● Given instruction: Your answer should be one number: the count of lines in these entries that hold the word "interwencji".
..........
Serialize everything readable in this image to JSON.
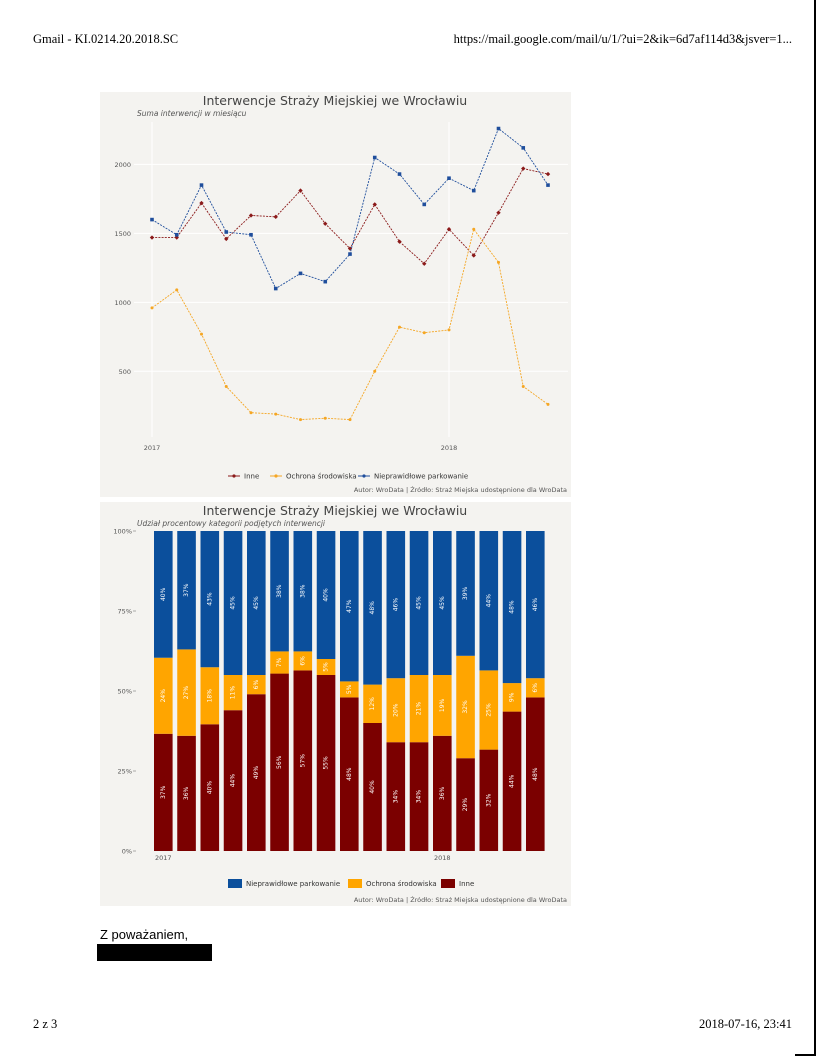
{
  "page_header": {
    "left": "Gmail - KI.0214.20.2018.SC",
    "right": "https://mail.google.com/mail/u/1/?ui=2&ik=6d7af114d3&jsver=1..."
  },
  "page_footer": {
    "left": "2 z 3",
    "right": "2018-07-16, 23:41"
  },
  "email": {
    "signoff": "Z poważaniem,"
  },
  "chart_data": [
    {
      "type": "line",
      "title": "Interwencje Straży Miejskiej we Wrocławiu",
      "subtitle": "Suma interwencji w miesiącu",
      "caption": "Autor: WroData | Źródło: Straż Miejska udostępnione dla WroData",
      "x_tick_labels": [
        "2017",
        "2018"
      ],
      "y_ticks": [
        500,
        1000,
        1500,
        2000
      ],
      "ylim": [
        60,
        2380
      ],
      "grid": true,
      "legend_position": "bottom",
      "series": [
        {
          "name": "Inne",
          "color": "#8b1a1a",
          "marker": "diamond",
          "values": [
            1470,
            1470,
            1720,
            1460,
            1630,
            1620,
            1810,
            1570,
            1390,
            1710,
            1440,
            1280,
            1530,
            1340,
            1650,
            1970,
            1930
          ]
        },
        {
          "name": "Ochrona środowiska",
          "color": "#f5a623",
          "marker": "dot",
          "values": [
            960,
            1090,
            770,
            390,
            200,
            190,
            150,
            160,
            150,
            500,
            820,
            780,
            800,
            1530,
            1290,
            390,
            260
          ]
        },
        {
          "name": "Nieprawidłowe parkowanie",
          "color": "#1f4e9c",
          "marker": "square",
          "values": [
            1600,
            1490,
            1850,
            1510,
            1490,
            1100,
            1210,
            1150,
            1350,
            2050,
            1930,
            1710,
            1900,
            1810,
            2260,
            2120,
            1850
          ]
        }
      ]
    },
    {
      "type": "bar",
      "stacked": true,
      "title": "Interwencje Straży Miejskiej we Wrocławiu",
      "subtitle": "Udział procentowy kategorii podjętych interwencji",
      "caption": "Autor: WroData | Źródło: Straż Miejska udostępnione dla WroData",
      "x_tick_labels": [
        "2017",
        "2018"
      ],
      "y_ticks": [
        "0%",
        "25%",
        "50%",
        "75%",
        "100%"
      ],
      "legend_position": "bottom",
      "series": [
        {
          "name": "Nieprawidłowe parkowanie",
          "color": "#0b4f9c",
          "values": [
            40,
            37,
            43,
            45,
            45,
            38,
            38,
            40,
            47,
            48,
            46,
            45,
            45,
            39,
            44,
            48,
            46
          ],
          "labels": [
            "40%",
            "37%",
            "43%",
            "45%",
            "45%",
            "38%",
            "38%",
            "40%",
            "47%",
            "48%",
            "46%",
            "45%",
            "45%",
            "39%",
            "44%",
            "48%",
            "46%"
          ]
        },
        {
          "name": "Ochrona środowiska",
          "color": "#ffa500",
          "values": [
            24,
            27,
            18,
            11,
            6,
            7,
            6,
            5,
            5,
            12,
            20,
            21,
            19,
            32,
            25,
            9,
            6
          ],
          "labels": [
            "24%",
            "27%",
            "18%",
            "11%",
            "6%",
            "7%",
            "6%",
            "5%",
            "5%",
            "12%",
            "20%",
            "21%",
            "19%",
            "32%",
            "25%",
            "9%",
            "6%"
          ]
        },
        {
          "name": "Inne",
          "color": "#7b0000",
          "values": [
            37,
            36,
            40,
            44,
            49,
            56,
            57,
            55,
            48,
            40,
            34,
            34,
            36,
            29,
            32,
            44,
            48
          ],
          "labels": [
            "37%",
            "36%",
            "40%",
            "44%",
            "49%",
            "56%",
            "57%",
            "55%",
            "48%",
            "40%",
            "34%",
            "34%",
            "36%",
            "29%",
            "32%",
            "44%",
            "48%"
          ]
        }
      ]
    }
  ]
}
..........
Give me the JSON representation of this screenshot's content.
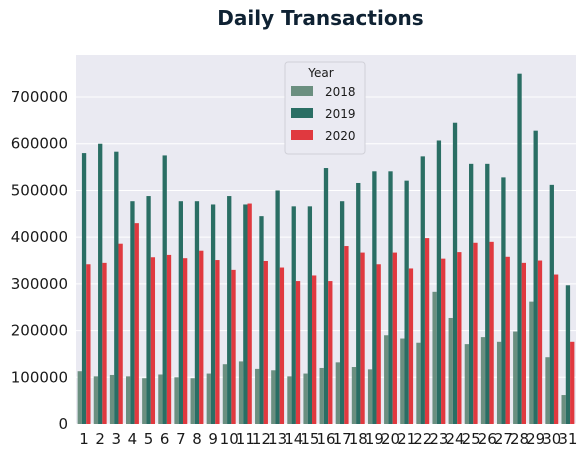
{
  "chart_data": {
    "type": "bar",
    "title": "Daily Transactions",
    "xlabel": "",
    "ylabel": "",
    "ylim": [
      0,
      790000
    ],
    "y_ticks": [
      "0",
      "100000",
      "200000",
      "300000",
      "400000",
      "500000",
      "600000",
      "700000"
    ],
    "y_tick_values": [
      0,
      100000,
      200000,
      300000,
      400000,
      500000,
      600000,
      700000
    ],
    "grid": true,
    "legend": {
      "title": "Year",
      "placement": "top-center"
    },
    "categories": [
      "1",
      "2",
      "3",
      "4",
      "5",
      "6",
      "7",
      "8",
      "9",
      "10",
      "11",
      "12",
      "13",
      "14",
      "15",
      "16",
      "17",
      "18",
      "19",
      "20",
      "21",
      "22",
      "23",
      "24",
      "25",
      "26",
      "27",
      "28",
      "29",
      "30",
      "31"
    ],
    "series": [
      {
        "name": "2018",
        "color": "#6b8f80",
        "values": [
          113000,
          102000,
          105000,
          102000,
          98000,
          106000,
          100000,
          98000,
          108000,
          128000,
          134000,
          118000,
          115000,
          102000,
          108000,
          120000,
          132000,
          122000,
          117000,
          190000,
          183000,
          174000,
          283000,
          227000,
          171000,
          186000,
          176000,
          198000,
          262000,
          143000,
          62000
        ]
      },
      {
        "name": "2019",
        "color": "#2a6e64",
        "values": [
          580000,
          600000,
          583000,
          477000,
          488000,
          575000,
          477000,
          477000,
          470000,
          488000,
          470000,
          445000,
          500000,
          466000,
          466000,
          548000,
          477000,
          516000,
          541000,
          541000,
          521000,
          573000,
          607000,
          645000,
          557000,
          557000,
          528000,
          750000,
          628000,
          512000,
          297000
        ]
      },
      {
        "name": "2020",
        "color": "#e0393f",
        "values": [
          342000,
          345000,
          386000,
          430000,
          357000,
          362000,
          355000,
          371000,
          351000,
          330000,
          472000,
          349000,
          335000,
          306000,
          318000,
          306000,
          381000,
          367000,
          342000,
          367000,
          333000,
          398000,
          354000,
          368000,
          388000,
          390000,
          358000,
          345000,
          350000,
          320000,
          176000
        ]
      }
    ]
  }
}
..........
● Output of the task: 2